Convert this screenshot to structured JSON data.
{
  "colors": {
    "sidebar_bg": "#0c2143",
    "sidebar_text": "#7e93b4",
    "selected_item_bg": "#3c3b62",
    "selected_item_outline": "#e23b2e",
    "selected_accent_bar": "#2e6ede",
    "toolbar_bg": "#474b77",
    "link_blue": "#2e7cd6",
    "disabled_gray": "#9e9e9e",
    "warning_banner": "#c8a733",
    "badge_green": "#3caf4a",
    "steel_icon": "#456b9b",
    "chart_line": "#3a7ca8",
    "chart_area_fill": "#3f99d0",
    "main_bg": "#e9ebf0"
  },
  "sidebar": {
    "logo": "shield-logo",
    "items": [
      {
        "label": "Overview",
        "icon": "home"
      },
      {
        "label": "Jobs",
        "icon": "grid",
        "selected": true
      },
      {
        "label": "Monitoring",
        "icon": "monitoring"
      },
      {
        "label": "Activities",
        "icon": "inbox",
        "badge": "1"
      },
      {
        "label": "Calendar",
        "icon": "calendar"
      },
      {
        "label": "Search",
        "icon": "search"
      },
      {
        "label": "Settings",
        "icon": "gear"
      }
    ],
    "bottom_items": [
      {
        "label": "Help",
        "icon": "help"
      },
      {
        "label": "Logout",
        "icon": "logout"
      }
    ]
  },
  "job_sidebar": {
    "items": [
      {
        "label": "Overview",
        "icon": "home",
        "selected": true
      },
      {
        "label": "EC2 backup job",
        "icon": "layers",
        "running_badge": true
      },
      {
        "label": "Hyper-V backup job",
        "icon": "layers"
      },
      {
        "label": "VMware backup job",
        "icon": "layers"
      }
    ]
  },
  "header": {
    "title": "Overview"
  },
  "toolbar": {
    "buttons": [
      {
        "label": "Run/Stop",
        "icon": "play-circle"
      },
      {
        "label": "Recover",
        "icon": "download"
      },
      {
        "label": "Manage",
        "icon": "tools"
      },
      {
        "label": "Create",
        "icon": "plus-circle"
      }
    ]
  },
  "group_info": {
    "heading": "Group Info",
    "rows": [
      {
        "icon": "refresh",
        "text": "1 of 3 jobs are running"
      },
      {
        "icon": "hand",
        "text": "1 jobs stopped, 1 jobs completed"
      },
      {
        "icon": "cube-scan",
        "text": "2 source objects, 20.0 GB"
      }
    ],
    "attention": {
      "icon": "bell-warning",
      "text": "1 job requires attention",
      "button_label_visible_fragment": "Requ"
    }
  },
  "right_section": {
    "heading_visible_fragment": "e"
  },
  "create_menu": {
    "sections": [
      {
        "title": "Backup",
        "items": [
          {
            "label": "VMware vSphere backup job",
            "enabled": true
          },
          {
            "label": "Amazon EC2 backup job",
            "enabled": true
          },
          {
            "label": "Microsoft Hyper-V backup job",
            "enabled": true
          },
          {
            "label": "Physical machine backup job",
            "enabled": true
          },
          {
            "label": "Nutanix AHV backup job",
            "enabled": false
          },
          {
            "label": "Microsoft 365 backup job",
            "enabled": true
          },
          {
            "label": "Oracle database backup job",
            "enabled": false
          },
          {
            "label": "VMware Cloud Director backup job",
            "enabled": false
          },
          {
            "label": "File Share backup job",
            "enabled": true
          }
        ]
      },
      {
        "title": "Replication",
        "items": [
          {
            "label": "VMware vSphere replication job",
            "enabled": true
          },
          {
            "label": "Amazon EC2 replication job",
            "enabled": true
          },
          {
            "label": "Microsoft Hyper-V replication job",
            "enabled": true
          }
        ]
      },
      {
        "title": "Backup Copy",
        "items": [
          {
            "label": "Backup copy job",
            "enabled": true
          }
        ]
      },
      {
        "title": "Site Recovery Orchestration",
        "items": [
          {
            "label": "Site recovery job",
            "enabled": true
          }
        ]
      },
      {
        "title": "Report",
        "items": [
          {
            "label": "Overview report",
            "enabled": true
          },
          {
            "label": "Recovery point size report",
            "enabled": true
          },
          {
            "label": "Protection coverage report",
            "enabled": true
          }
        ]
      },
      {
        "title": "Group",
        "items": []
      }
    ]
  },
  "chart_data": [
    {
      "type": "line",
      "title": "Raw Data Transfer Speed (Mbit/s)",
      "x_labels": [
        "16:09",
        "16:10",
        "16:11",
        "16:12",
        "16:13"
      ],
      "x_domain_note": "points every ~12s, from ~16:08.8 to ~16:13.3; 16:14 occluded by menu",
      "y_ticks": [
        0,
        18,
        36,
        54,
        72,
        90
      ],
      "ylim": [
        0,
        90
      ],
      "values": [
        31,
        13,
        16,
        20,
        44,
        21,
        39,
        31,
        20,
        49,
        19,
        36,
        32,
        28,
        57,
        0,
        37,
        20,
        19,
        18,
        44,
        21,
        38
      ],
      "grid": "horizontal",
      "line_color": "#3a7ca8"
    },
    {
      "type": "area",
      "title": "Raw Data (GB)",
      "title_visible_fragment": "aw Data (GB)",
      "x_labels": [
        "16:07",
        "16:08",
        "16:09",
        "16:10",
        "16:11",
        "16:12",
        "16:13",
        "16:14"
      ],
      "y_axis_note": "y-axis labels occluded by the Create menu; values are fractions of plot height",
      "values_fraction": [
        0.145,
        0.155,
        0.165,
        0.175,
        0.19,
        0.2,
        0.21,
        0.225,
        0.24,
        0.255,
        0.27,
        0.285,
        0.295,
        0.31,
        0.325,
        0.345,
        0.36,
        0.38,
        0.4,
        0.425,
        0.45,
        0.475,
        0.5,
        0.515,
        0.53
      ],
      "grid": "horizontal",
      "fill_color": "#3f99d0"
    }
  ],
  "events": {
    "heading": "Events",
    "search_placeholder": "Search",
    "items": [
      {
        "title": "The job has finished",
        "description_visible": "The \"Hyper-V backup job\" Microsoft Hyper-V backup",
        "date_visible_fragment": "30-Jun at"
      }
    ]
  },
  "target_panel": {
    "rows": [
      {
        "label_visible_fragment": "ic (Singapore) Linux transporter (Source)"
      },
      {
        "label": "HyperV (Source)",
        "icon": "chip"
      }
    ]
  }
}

What the task asks
All of the entries above need to be reproduced exactly.

Problem solution
Convert this screenshot to structured JSON data.
{
  "colors": {
    "sidebar_bg": "#0c2143",
    "sidebar_text": "#7e93b4",
    "selected_item_bg": "#3c3b62",
    "selected_item_outline": "#e23b2e",
    "selected_accent_bar": "#2e6ede",
    "toolbar_bg": "#474b77",
    "link_blue": "#2e7cd6",
    "disabled_gray": "#9e9e9e",
    "warning_banner": "#c8a733",
    "badge_green": "#3caf4a",
    "steel_icon": "#456b9b",
    "chart_line": "#3a7ca8",
    "chart_area_fill": "#3f99d0",
    "main_bg": "#e9ebf0"
  },
  "sidebar": {
    "logo": "shield-logo",
    "items": [
      {
        "label": "Overview",
        "icon": "home"
      },
      {
        "label": "Jobs",
        "icon": "grid",
        "selected": true
      },
      {
        "label": "Monitoring",
        "icon": "monitoring"
      },
      {
        "label": "Activities",
        "icon": "inbox",
        "badge": "1"
      },
      {
        "label": "Calendar",
        "icon": "calendar"
      },
      {
        "label": "Search",
        "icon": "search"
      },
      {
        "label": "Settings",
        "icon": "gear"
      }
    ],
    "bottom_items": [
      {
        "label": "Help",
        "icon": "help"
      },
      {
        "label": "Logout",
        "icon": "logout"
      }
    ]
  },
  "job_sidebar": {
    "items": [
      {
        "label": "Overview",
        "icon": "home",
        "selected": true
      },
      {
        "label": "EC2 backup job",
        "icon": "layers",
        "running_badge": true
      },
      {
        "label": "Hyper-V backup job",
        "icon": "layers"
      },
      {
        "label": "VMware backup job",
        "icon": "layers"
      }
    ]
  },
  "header": {
    "title": "Overview"
  },
  "toolbar": {
    "buttons": [
      {
        "label": "Run/Stop",
        "icon": "play-circle"
      },
      {
        "label": "Recover",
        "icon": "download"
      },
      {
        "label": "Manage",
        "icon": "tools"
      },
      {
        "label": "Create",
        "icon": "plus-circle"
      }
    ]
  },
  "group_info": {
    "heading": "Group Info",
    "rows": [
      {
        "icon": "refresh",
        "text": "1 of 3 jobs are running"
      },
      {
        "icon": "hand",
        "text": "1 jobs stopped, 1 jobs completed"
      },
      {
        "icon": "cube-scan",
        "text": "2 source objects, 20.0 GB"
      }
    ],
    "attention": {
      "icon": "bell-warning",
      "text": "1 job requires attention",
      "button_label_visible_fragment": "Requ"
    }
  },
  "right_section": {
    "heading_visible_fragment": "e"
  },
  "create_menu": {
    "sections": [
      {
        "title": "Backup",
        "items": [
          {
            "label": "VMware vSphere backup job",
            "enabled": true
          },
          {
            "label": "Amazon EC2 backup job",
            "enabled": true
          },
          {
            "label": "Microsoft Hyper-V backup job",
            "enabled": true
          },
          {
            "label": "Physical machine backup job",
            "enabled": true
          },
          {
            "label": "Nutanix AHV backup job",
            "enabled": false
          },
          {
            "label": "Microsoft 365 backup job",
            "enabled": true
          },
          {
            "label": "Oracle database backup job",
            "enabled": false
          },
          {
            "label": "VMware Cloud Director backup job",
            "enabled": false
          },
          {
            "label": "File Share backup job",
            "enabled": true
          }
        ]
      },
      {
        "title": "Replication",
        "items": [
          {
            "label": "VMware vSphere replication job",
            "enabled": true
          },
          {
            "label": "Amazon EC2 replication job",
            "enabled": true
          },
          {
            "label": "Microsoft Hyper-V replication job",
            "enabled": true
          }
        ]
      },
      {
        "title": "Backup Copy",
        "items": [
          {
            "label": "Backup copy job",
            "enabled": true
          }
        ]
      },
      {
        "title": "Site Recovery Orchestration",
        "items": [
          {
            "label": "Site recovery job",
            "enabled": true
          }
        ]
      },
      {
        "title": "Report",
        "items": [
          {
            "label": "Overview report",
            "enabled": true
          },
          {
            "label": "Recovery point size report",
            "enabled": true
          },
          {
            "label": "Protection coverage report",
            "enabled": true
          }
        ]
      },
      {
        "title": "Group",
        "items": []
      }
    ]
  },
  "chart_data": [
    {
      "type": "line",
      "title": "Raw Data Transfer Speed (Mbit/s)",
      "x_labels": [
        "16:09",
        "16:10",
        "16:11",
        "16:12",
        "16:13"
      ],
      "x_domain_note": "points every ~12s, from ~16:08.8 to ~16:13.3; 16:14 occluded by menu",
      "y_ticks": [
        0,
        18,
        36,
        54,
        72,
        90
      ],
      "ylim": [
        0,
        90
      ],
      "values": [
        31,
        13,
        16,
        20,
        44,
        21,
        39,
        31,
        20,
        49,
        19,
        36,
        32,
        28,
        57,
        0,
        37,
        20,
        19,
        18,
        44,
        21,
        38
      ],
      "grid": "horizontal",
      "line_color": "#3a7ca8"
    },
    {
      "type": "area",
      "title": "Raw Data (GB)",
      "title_visible_fragment": "aw Data (GB)",
      "x_labels": [
        "16:07",
        "16:08",
        "16:09",
        "16:10",
        "16:11",
        "16:12",
        "16:13",
        "16:14"
      ],
      "y_axis_note": "y-axis labels occluded by the Create menu; values are fractions of plot height",
      "values_fraction": [
        0.145,
        0.155,
        0.165,
        0.175,
        0.19,
        0.2,
        0.21,
        0.225,
        0.24,
        0.255,
        0.27,
        0.285,
        0.295,
        0.31,
        0.325,
        0.345,
        0.36,
        0.38,
        0.4,
        0.425,
        0.45,
        0.475,
        0.5,
        0.515,
        0.53
      ],
      "grid": "horizontal",
      "fill_color": "#3f99d0"
    }
  ],
  "events": {
    "heading": "Events",
    "search_placeholder": "Search",
    "items": [
      {
        "title": "The job has finished",
        "description_visible": "The \"Hyper-V backup job\" Microsoft Hyper-V backup",
        "date_visible_fragment": "30-Jun at"
      }
    ]
  },
  "target_panel": {
    "rows": [
      {
        "label_visible_fragment": "ic (Singapore) Linux transporter (Source)"
      },
      {
        "label": "HyperV (Source)",
        "icon": "chip"
      }
    ]
  }
}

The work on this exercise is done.